Brief ▸ Tally the lines in these records that hold the string "been", and reply with the number alone.

Data under study ▸
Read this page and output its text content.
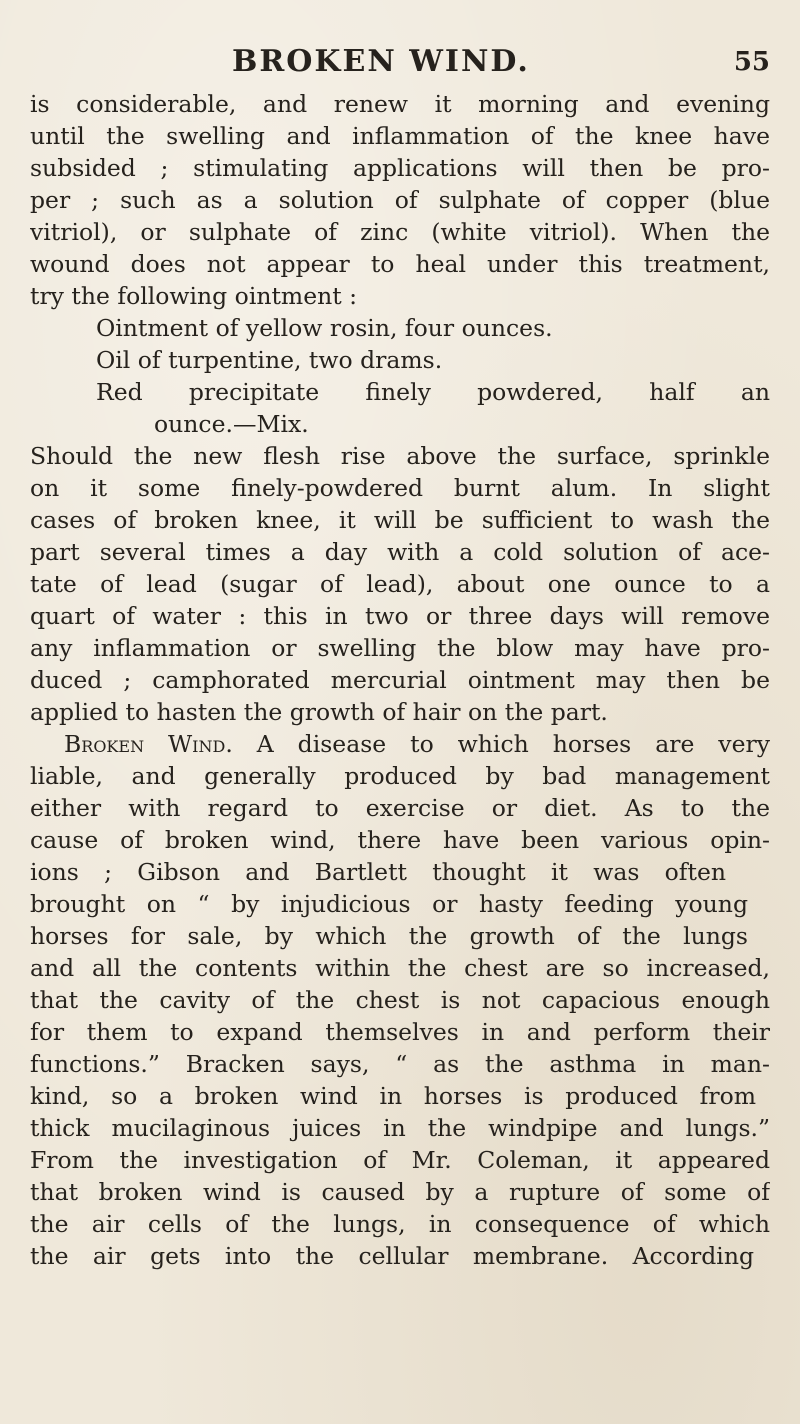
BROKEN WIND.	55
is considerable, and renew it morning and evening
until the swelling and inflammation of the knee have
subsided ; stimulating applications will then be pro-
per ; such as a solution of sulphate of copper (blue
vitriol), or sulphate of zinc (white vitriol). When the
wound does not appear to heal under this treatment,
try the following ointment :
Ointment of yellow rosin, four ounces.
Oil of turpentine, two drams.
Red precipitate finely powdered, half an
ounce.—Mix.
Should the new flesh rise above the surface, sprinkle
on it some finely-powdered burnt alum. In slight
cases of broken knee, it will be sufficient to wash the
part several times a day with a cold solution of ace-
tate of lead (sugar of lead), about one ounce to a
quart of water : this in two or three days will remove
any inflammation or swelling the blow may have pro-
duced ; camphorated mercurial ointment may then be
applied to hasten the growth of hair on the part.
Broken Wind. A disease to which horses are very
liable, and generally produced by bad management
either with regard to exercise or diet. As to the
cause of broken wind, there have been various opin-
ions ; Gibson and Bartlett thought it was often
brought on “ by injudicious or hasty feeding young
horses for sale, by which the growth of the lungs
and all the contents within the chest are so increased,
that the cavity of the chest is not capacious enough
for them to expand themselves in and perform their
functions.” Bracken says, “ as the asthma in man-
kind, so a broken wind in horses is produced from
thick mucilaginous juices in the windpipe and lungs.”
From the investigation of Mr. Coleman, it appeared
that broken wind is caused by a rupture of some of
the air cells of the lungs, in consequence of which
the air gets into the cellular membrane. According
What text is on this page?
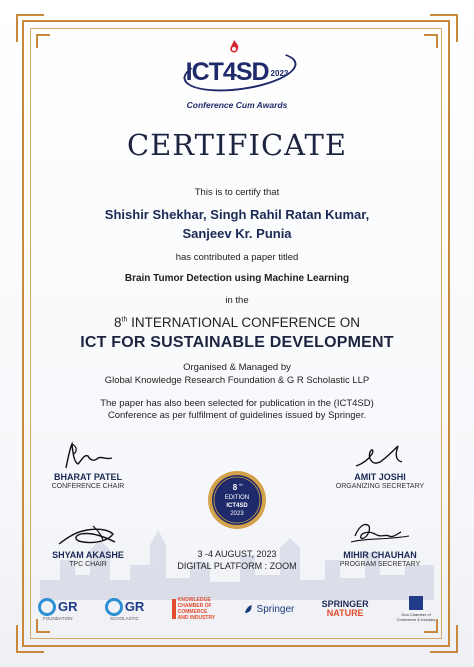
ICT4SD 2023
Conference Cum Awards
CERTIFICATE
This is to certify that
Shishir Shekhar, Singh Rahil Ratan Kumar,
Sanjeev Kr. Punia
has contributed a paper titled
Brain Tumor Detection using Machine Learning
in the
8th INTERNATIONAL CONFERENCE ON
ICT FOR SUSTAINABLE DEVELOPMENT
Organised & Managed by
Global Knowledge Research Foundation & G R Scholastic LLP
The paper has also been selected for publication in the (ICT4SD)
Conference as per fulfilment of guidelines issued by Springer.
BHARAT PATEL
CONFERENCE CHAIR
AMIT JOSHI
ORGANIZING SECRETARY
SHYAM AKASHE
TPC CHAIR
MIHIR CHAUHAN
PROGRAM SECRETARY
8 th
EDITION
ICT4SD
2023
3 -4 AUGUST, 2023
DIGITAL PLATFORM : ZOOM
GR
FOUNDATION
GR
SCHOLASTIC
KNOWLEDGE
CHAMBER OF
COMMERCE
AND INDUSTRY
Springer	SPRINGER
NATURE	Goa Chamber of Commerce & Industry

Final answer ▸ 2